DATASET RECORDS
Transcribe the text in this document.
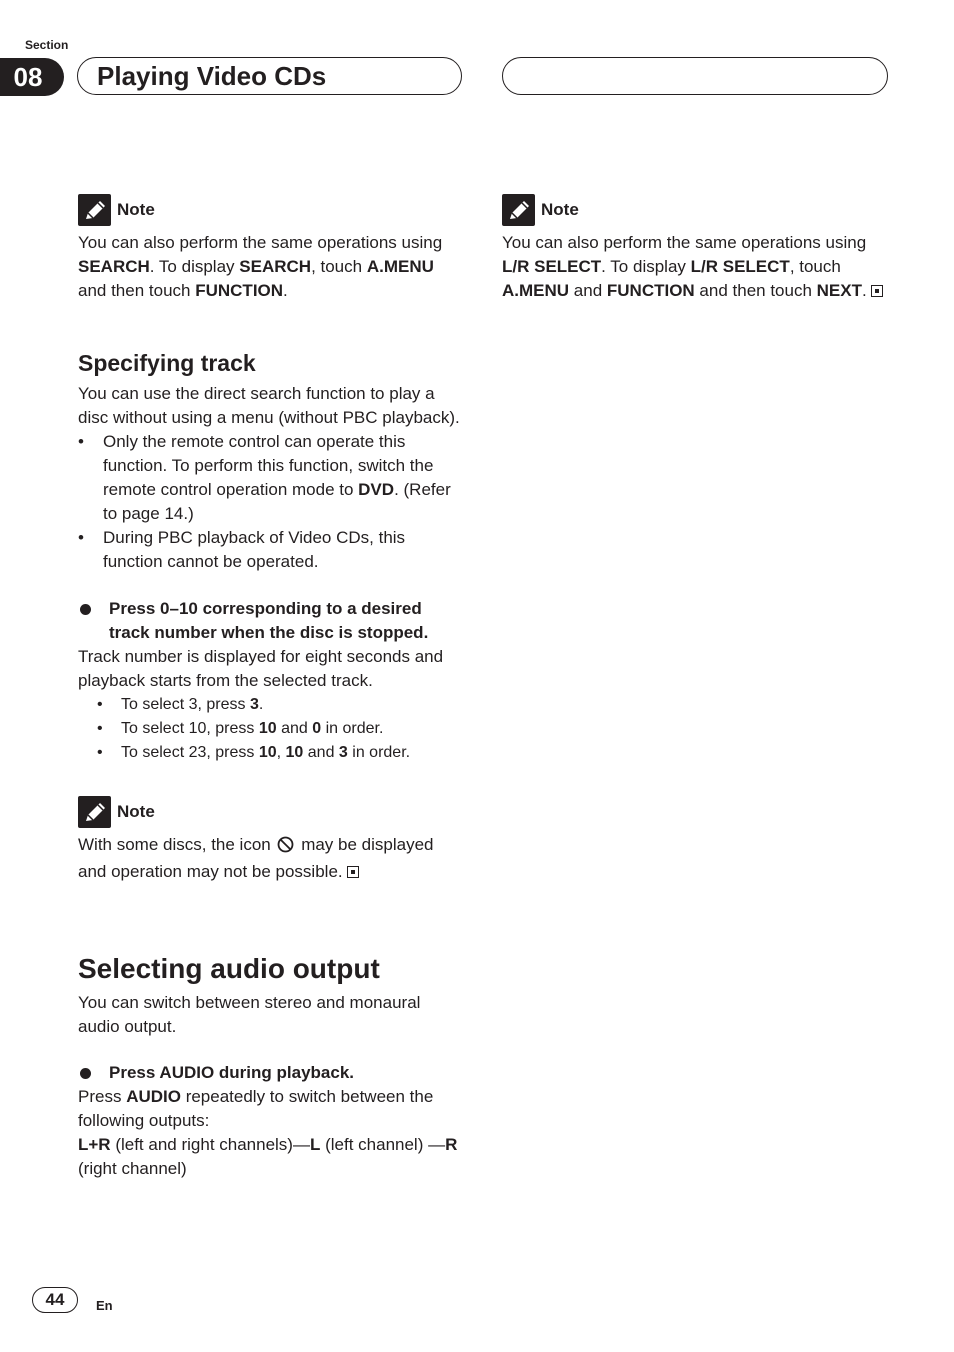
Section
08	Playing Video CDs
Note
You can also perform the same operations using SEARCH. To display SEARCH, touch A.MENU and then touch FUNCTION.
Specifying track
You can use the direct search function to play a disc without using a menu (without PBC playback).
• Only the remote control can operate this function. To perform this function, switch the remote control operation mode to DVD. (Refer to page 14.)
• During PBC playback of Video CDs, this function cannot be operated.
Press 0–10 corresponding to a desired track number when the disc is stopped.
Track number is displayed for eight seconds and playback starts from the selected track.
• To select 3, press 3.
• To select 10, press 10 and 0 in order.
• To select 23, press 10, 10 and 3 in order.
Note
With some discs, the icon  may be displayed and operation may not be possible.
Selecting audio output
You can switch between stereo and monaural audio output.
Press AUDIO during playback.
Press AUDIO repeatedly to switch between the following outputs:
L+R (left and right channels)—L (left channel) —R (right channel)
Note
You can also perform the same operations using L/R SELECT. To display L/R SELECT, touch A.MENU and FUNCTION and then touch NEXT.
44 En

EXERCISE DIRECTIONS
Repeat each entry above word for word, leaving every picture out.

OUTPUT BELOW
Transcribe the text in this document.
Section
08	Playing Video CDs
Note
You can also perform the same operations using SEARCH. To display SEARCH, touch A.MENU and then touch FUNCTION.
Specifying track
You can use the direct search function to play a disc without using a menu (without PBC playback).
• Only the remote control can operate this function. To perform this function, switch the remote control operation mode to DVD. (Refer to page 14.)
• During PBC playback of Video CDs, this function cannot be operated.
Press 0–10 corresponding to a desired track number when the disc is stopped.
Track number is displayed for eight seconds and playback starts from the selected track.
• To select 3, press 3.
• To select 10, press 10 and 0 in order.
• To select 23, press 10, 10 and 3 in order.
Note
With some discs, the icon  may be displayed and operation may not be possible.
Selecting audio output
You can switch between stereo and monaural audio output.
Press AUDIO during playback.
Press AUDIO repeatedly to switch between the following outputs:
L+R (left and right channels)—L (left channel) —R (right channel)
Note
You can also perform the same operations using L/R SELECT. To display L/R SELECT, touch A.MENU and FUNCTION and then touch NEXT.
44 En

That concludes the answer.